§ **Dataset entries**:
## Start

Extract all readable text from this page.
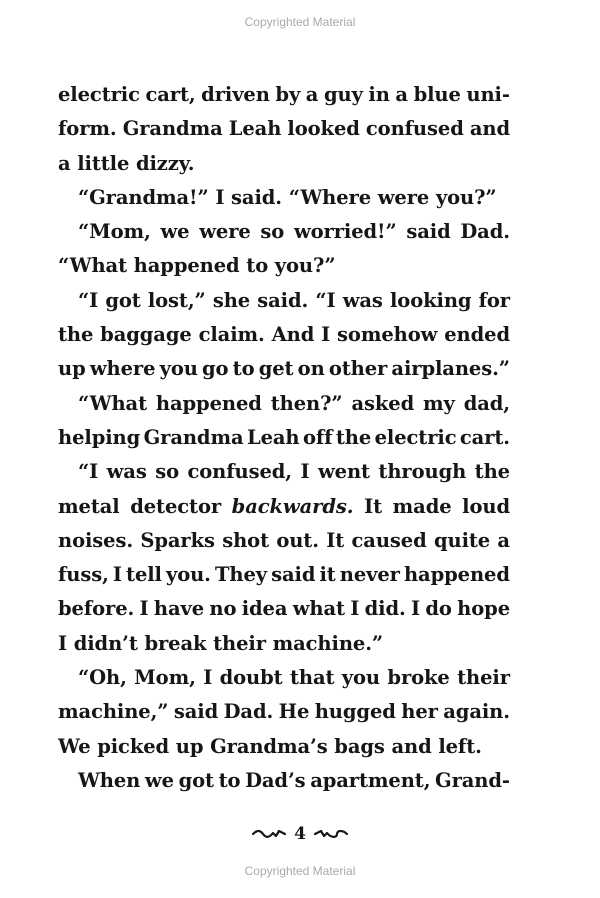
Copyrighted Material
electric cart, driven by a guy in a blue uni-
form. Grandma Leah looked confused and
a little dizzy.
“Grandma!” I said. “Where were you?”
“Mom, we were so worried!” said Dad.
“What happened to you?”
“I got lost,” she said. “I was looking for
the baggage claim. And I somehow ended
up where you go to get on other airplanes.”
“What happened then?” asked my dad,
helping Grandma Leah off the electric cart.
“I was so confused, I went through the
metal detector backwards. It made loud
noises. Sparks shot out. It caused quite a
fuss, I tell you. They said it never happened
before. I have no idea what I did. I do hope
I didn’t break their machine.”
“Oh, Mom, I doubt that you broke their
machine,” said Dad. He hugged her again.
We picked up Grandma’s bags and left.
When we got to Dad’s apartment, Grand-
4
Copyrighted Material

## End

§ **Task brief**:
Copy the data word for word. Pictures do not go in the copy.

§ **Written solution**:
Extract all readable text from this page.
Copyrighted Material
electric cart, driven by a guy in a blue uni-
form. Grandma Leah looked confused and
a little dizzy.
“Grandma!” I said. “Where were you?”
“Mom, we were so worried!” said Dad.
“What happened to you?”
“I got lost,” she said. “I was looking for
the baggage claim. And I somehow ended
up where you go to get on other airplanes.”
“What happened then?” asked my dad,
helping Grandma Leah off the electric cart.
“I was so confused, I went through the
metal detector backwards. It made loud
noises. Sparks shot out. It caused quite a
fuss, I tell you. They said it never happened
before. I have no idea what I did. I do hope
I didn’t break their machine.”
“Oh, Mom, I doubt that you broke their
machine,” said Dad. He hugged her again.
We picked up Grandma’s bags and left.
When we got to Dad’s apartment, Grand-
4
Copyrighted Material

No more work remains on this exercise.